● **Work instructions**: Wherever the string "find" appears in a line, extract that line.

◆ ◆ ◆ ◆ ◆

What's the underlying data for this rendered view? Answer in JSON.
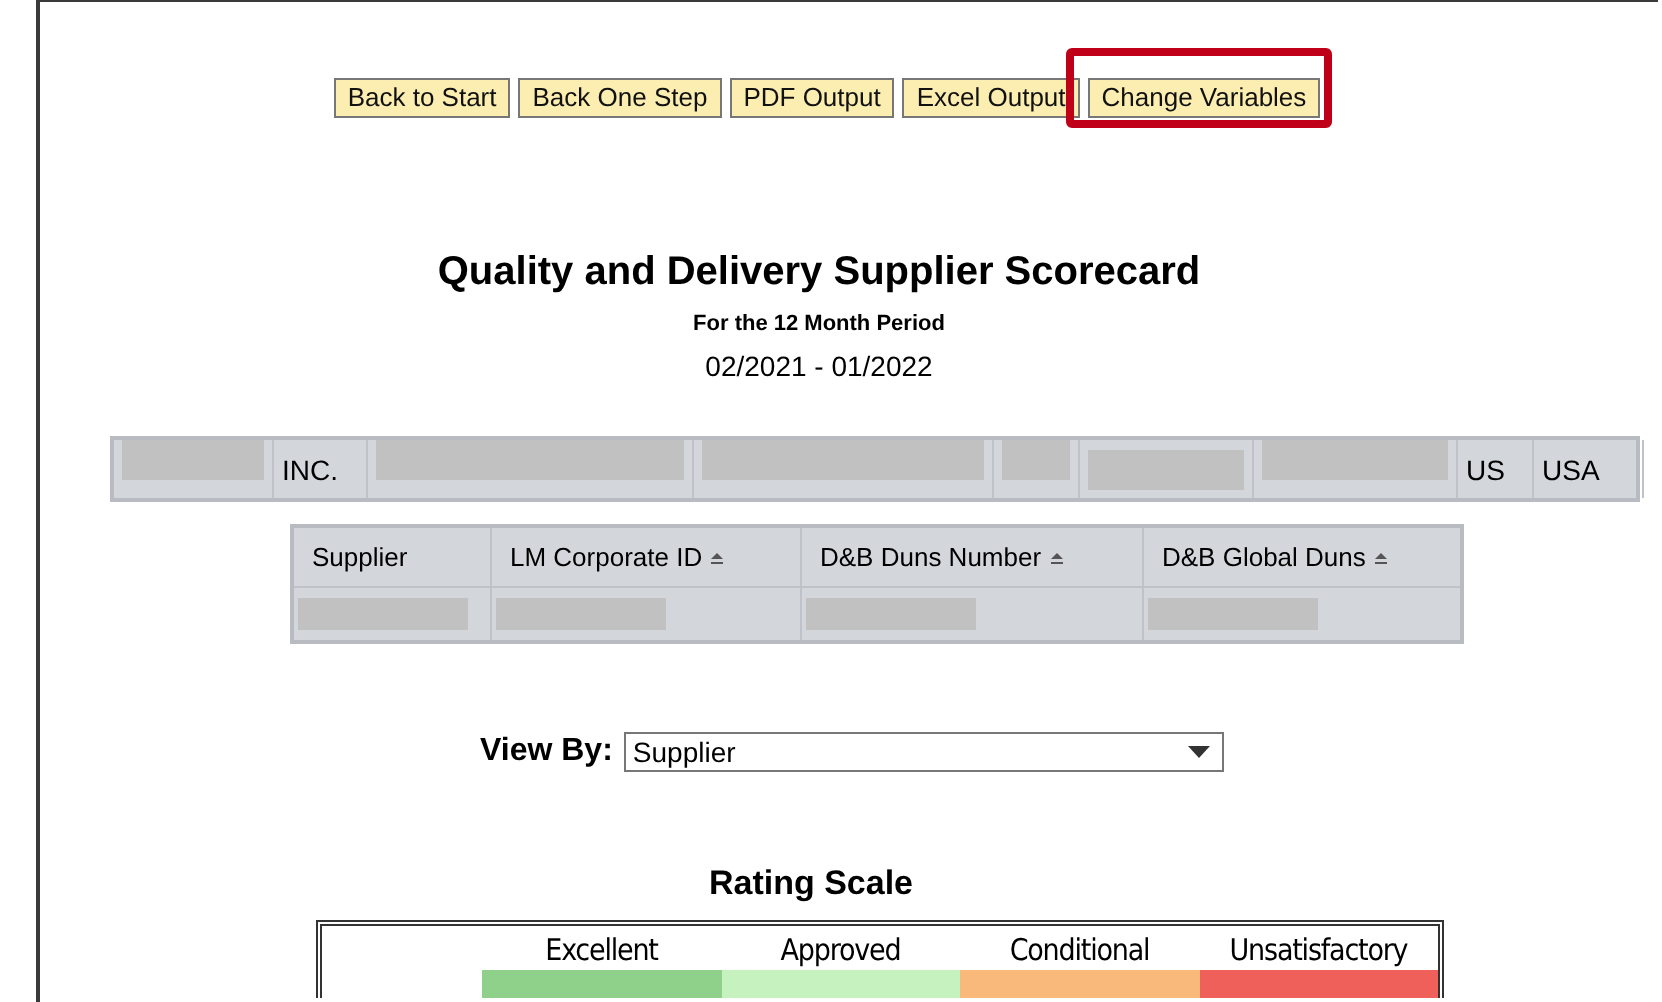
{
  "toolbar": {
    "buttons": [
      {
        "label": "Back to Start",
        "highlighted": false
      },
      {
        "label": "Back One Step",
        "highlighted": false
      },
      {
        "label": "PDF Output",
        "highlighted": false
      },
      {
        "label": "Excel Output",
        "highlighted": false
      },
      {
        "label": "Change Variables",
        "highlighted": true
      }
    ]
  },
  "report": {
    "title": "Quality and Delivery Supplier Scorecard",
    "subtitle": "For the 12 Month Period",
    "period": "02/2021 - 01/2022"
  },
  "info_bar": {
    "cells": [
      {
        "kind": "redacted"
      },
      {
        "kind": "text",
        "text": "INC."
      },
      {
        "kind": "redacted"
      },
      {
        "kind": "redacted"
      },
      {
        "kind": "redacted"
      },
      {
        "kind": "redacted"
      },
      {
        "kind": "redacted"
      },
      {
        "kind": "text",
        "text": "US"
      },
      {
        "kind": "text",
        "text": "USA"
      }
    ]
  },
  "supplier_table": {
    "columns": [
      {
        "label": "Supplier",
        "sortable": false
      },
      {
        "label": "LM Corporate ID",
        "sortable": true
      },
      {
        "label": "D&B Duns Number",
        "sortable": true
      },
      {
        "label": "D&B Global Duns",
        "sortable": true
      }
    ],
    "rows": [
      [
        {
          "kind": "redacted"
        },
        {
          "kind": "redacted"
        },
        {
          "kind": "redacted"
        },
        {
          "kind": "redacted"
        }
      ]
    ]
  },
  "view_by": {
    "label": "View By:",
    "value": "Supplier"
  },
  "rating_scale": {
    "title": "Rating Scale",
    "levels": [
      {
        "label": "Excellent",
        "color": "#8fd18a"
      },
      {
        "label": "Approved",
        "color": "#c6f2c0"
      },
      {
        "label": "Conditional",
        "color": "#f8b97a"
      },
      {
        "label": "Unsatisfactory",
        "color": "#f0605a"
      }
    ]
  }
}
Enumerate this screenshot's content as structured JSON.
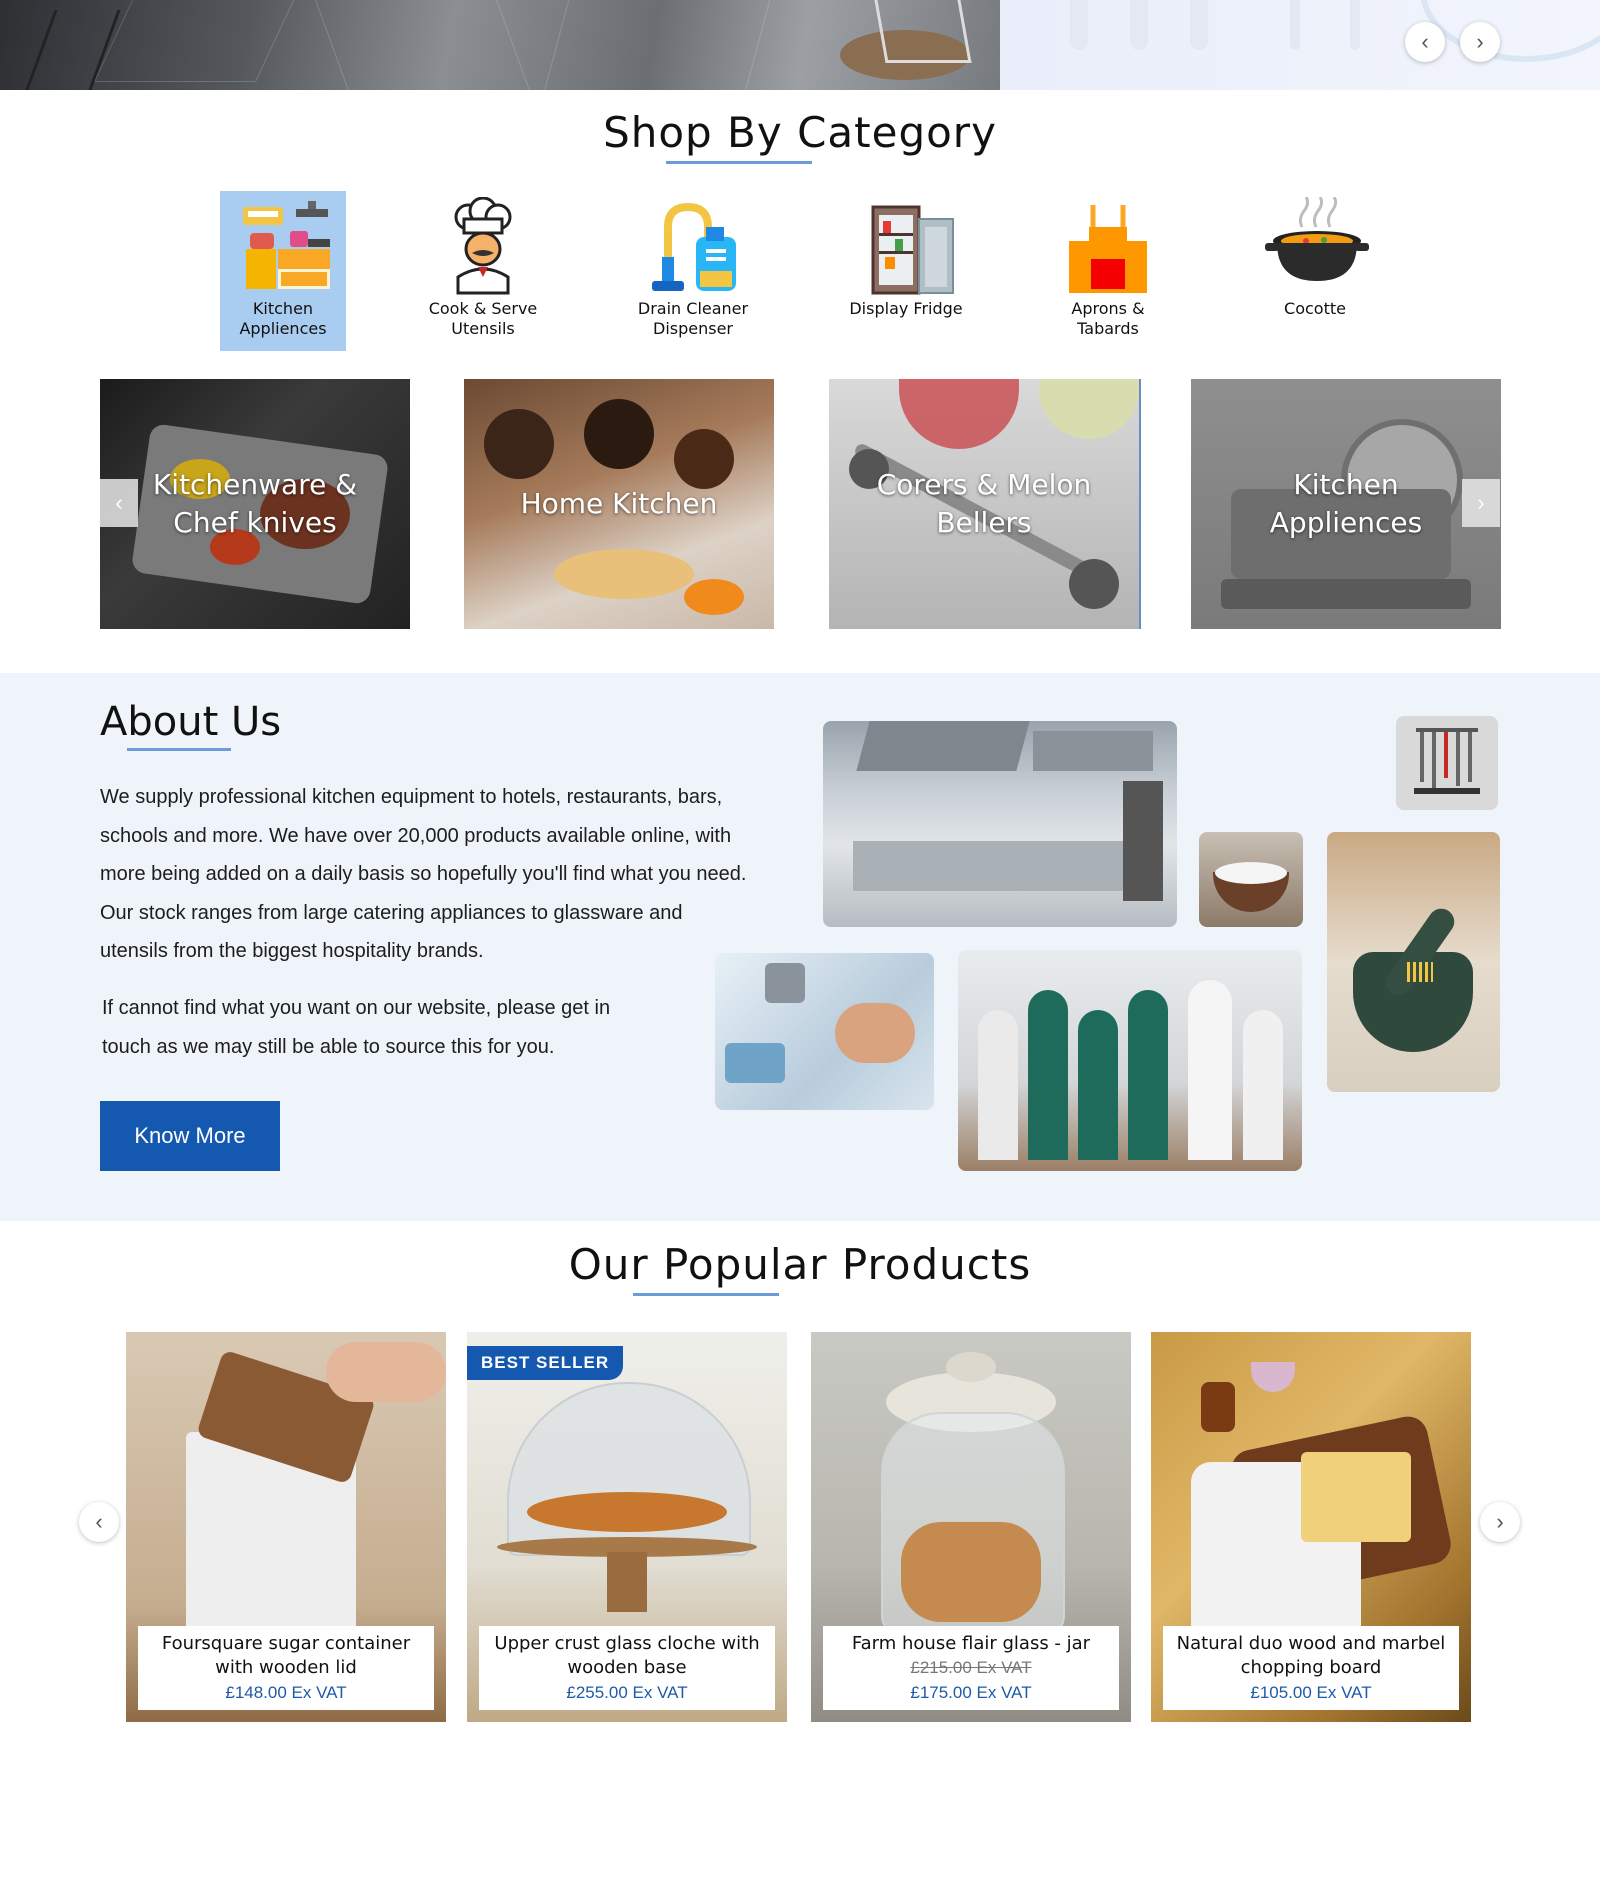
{
  "hero": {
    "prev_icon": "chevron-left-icon",
    "next_icon": "chevron-right-icon"
  },
  "shop_by_category": {
    "title": "Shop By Category",
    "categories": [
      {
        "label_line1": "Kitchen",
        "label_line2": "Appliences",
        "icon": "kitchen-appliances-icon",
        "selected": true
      },
      {
        "label_line1": "Cook & Serve",
        "label_line2": "Utensils",
        "icon": "chef-icon"
      },
      {
        "label_line1": "Drain Cleaner",
        "label_line2": "Dispenser",
        "icon": "drain-cleaner-icon"
      },
      {
        "label_line1": "Display Fridge",
        "label_line2": "",
        "icon": "fridge-icon"
      },
      {
        "label_line1": "Aprons &",
        "label_line2": "Tabards",
        "icon": "apron-icon"
      },
      {
        "label_line1": "Cocotte",
        "label_line2": "",
        "icon": "cocotte-pot-icon"
      }
    ],
    "selected_color": "#a9cdf0"
  },
  "banners": [
    {
      "line1": "Kitchenware &",
      "line2": "Chef knives"
    },
    {
      "line1": "Home Kitchen",
      "line2": ""
    },
    {
      "line1": "Corers & Melon",
      "line2": "Bellers"
    },
    {
      "line1": "Kitchen",
      "line2": "Appliences"
    }
  ],
  "about": {
    "title": "About Us",
    "paragraph1": "We supply professional kitchen equipment to hotels, restaurants, bars, schools and more. We have over 20,000 products available online, with more being added on a daily basis so hopefully you'll find what you need. Our stock ranges from large catering appliances  to glassware and utensils from the biggest hospitality brands.",
    "paragraph2": "If cannot find what you want on our website, please get in touch as we may still be able to source this for you.",
    "button": "Know More"
  },
  "popular": {
    "title": "Our Popular Products",
    "products": [
      {
        "name": "Foursquare sugar container with wooden lid",
        "old_price": "",
        "price": "£148.00 Ex VAT",
        "badge": ""
      },
      {
        "name": "Upper crust glass cloche with wooden base",
        "old_price": "",
        "price": "£255.00 Ex VAT",
        "badge": "BEST SELLER"
      },
      {
        "name": "Farm house flair glass - jar",
        "old_price": "£215.00 Ex VAT",
        "price": "£175.00 Ex VAT",
        "badge": ""
      },
      {
        "name": "Natural duo wood and marbel chopping board",
        "old_price": "",
        "price": "£105.00 Ex VAT",
        "badge": ""
      }
    ]
  },
  "colors": {
    "accent": "#1558b0",
    "underline": "#6c9bd8",
    "about_bg": "#eff3fa",
    "price": "#1f5aa6"
  }
}
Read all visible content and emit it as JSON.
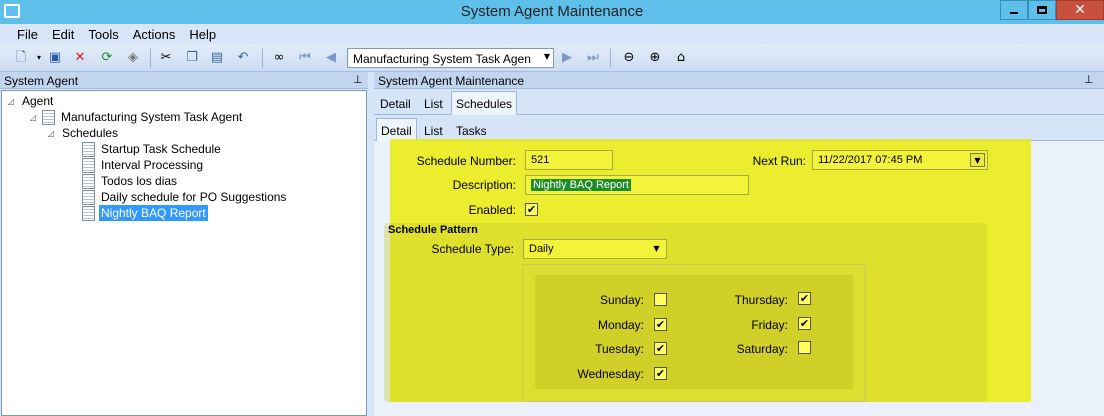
{
  "window": {
    "title": "System Agent Maintenance",
    "close_glyph": "✕"
  },
  "menu": [
    "File",
    "Edit",
    "Tools",
    "Actions",
    "Help"
  ],
  "toolbar": {
    "agent_select": "Manufacturing System Task Agen",
    "icons": [
      "new-icon",
      "save-icon",
      "delete-icon",
      "refresh-icon",
      "clear-icon",
      "cut-icon",
      "copy-icon",
      "undo-icon",
      "binoculars-icon",
      "first-icon",
      "prev-icon",
      "next-icon",
      "last-icon",
      "back-icon",
      "forward-icon",
      "home-icon"
    ]
  },
  "left_pane": {
    "title": "System Agent",
    "tree": {
      "root": "Agent",
      "agent": "Manufacturing System Task Agent",
      "schedules": "Schedules",
      "items": [
        "Startup Task Schedule",
        "Interval Processing",
        "Todos los dias",
        "Daily schedule for PO Suggestions",
        "Nightly BAQ Report"
      ]
    }
  },
  "right_pane": {
    "title": "System Agent Maintenance",
    "tabs": [
      "Detail",
      "List",
      "Schedules"
    ],
    "subtabs": [
      "Detail",
      "List",
      "Tasks"
    ]
  },
  "form": {
    "schedule_number_label": "Schedule Number:",
    "schedule_number": "521",
    "next_run_label": "Next Run:",
    "next_run": "11/22/2017 07:45 PM",
    "description_label": "Description:",
    "description": "Nightly BAQ Report",
    "enabled_label": "Enabled:",
    "enabled_check": "✔",
    "pattern_title": "Schedule Pattern",
    "schedule_type_label": "Schedule Type:",
    "schedule_type": "Daily",
    "days": {
      "sunday": {
        "label": "Sunday:",
        "check": ""
      },
      "monday": {
        "label": "Monday:",
        "check": "✔"
      },
      "tuesday": {
        "label": "Tuesday:",
        "check": "✔"
      },
      "wednesday": {
        "label": "Wednesday:",
        "check": "✔"
      },
      "thursday": {
        "label": "Thursday:",
        "check": "✔"
      },
      "friday": {
        "label": "Friday:",
        "check": "✔"
      },
      "saturday": {
        "label": "Saturday:",
        "check": ""
      }
    }
  },
  "colors": {
    "highlight": "#ecec00",
    "selection": "#3399ff",
    "titlebar": "#5ec0ea"
  }
}
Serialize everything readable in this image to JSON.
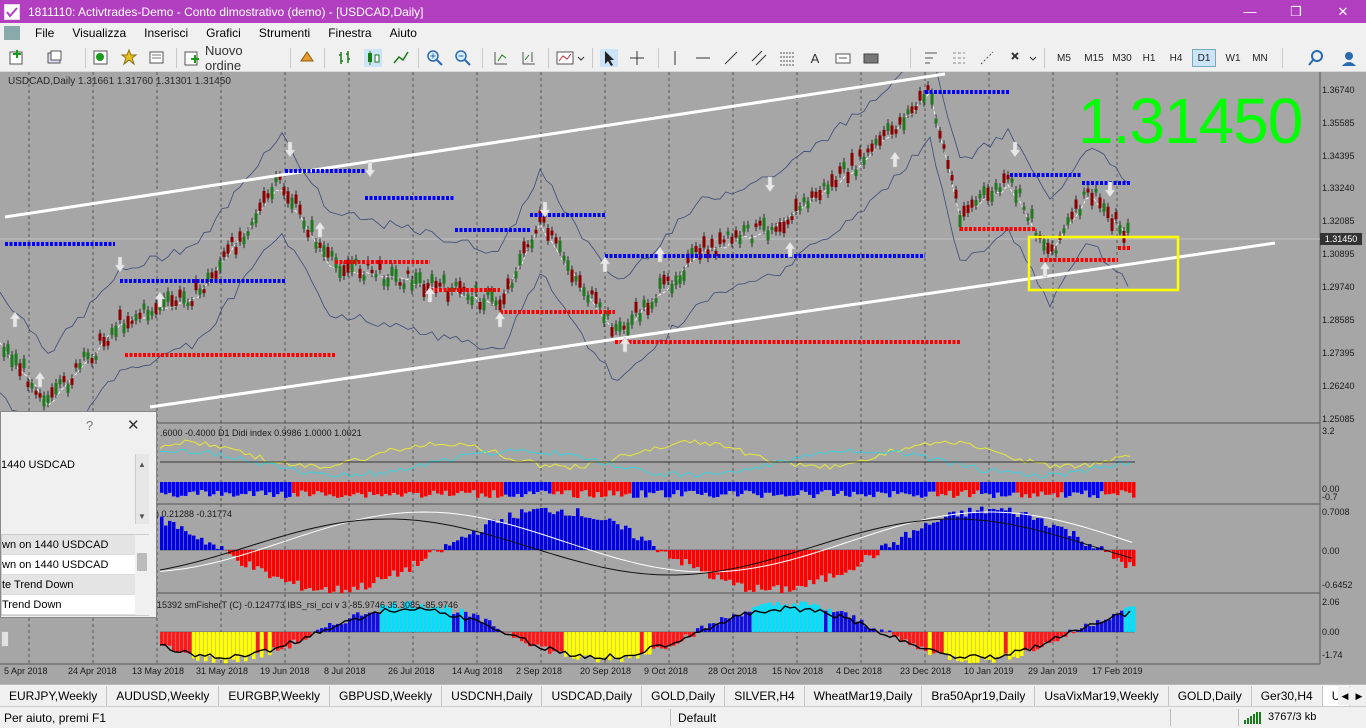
{
  "titlebar": {
    "title": "1811110: Activtrades-Demo - Conto dimostrativo (demo) - [USDCAD,Daily]",
    "minimize": "—",
    "restore": "❐",
    "close": "✕"
  },
  "menu": [
    "File",
    "Visualizza",
    "Inserisci",
    "Grafici",
    "Strumenti",
    "Finestra",
    "Aiuto"
  ],
  "toolbar": {
    "new_order": "Nuovo ordine",
    "timeframes": [
      "M5",
      "M15",
      "M30",
      "H1",
      "H4",
      "D1",
      "W1",
      "MN"
    ],
    "active_timeframe": "D1"
  },
  "chart": {
    "symbol_info": "USDCAD,Daily  1.31661 1.31760 1.31301 1.31450",
    "big_price": "1.31450",
    "current_price": "1.31450",
    "price_axis": [
      "1.36740",
      "1.35585",
      "1.34395",
      "1.33240",
      "1.32085",
      "1.30895",
      "1.29740",
      "1.28585",
      "1.27395",
      "1.26240",
      "1.25085"
    ],
    "date_axis": [
      "5 Apr 2018",
      "24 Apr 2018",
      "13 May 2018",
      "31 May 2018",
      "19 Jun 2018",
      "8 Jul 2018",
      "26 Jul 2018",
      "14 Aug 2018",
      "2 Sep 2018",
      "20 Sep 2018",
      "9 Oct 2018",
      "28 Oct 2018",
      "15 Nov 2018",
      "4 Dec 2018",
      "23 Dec 2018",
      "10 Jan 2019",
      "29 Jan 2019",
      "17 Feb 2019"
    ],
    "colors": {
      "background": "#a6a6a6",
      "up_candle": "#1f7a1f",
      "down_candle": "#8b0000",
      "support_red": "#ff0000",
      "resistance_blue": "#0000ff",
      "trend_line": "#ffffff",
      "highlight_box": "#ffff00",
      "big_price": "#00ff00"
    }
  },
  "indicators": {
    "ind1": {
      "label": ".6000 -0.4000  D1 Didi index 0.9986 1.0000 1.0021",
      "axis": [
        "3.2",
        "0.00",
        "-0.7"
      ]
    },
    "ind2": {
      "label": ") 0.21288 -0.31774",
      "axis": [
        "0.7008",
        "0.00",
        "-0.6452"
      ]
    },
    "ind3": {
      "label": "15392  smFisherT                   (C)  -0.124773  IBS_rsi_cci v 3 -85.9746 35.3085 -85.9746",
      "axis": [
        "2.06",
        "0.00",
        "-1.74"
      ]
    }
  },
  "dialog": {
    "help": "?",
    "close": "✕",
    "symbol": "1440 USDCAD",
    "alerts": [
      "wn on 1440 USDCAD",
      "wn on 1440 USDCAD",
      "te Trend Down",
      " Trend Down"
    ]
  },
  "tabs": [
    "EURJPY,Weekly",
    "AUDUSD,Weekly",
    "EURGBP,Weekly",
    "GBPUSD,Weekly",
    "USDCNH,Daily",
    "USDCAD,Daily",
    "GOLD,Daily",
    "SILVER,H4",
    "WheatMar19,Daily",
    "Bra50Apr19,Daily",
    "UsaVixMar19,Weekly",
    "GOLD,Daily",
    "Ger30,H4",
    "U"
  ],
  "active_tab": "U",
  "status": {
    "help": "Per aiuto, premi F1",
    "profile": "Default",
    "traffic": "3767/3 kb"
  }
}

◆ ◆ ◆ ◆ ◆

● **Worked answer**:
    "paragraph1": "We supply professional kitchen equipment to hotels, restaurants, bars, schools and more. We have over 20,000 products available online, with more being added on a daily basis so hopefully you'll find what you need. Our stock ranges from large catering appliances  to glassware and utensils from the biggest hospitality brands.",
    "paragraph2": "If cannot find what you want on our website, please get in touch as we may still be able to source this for you.",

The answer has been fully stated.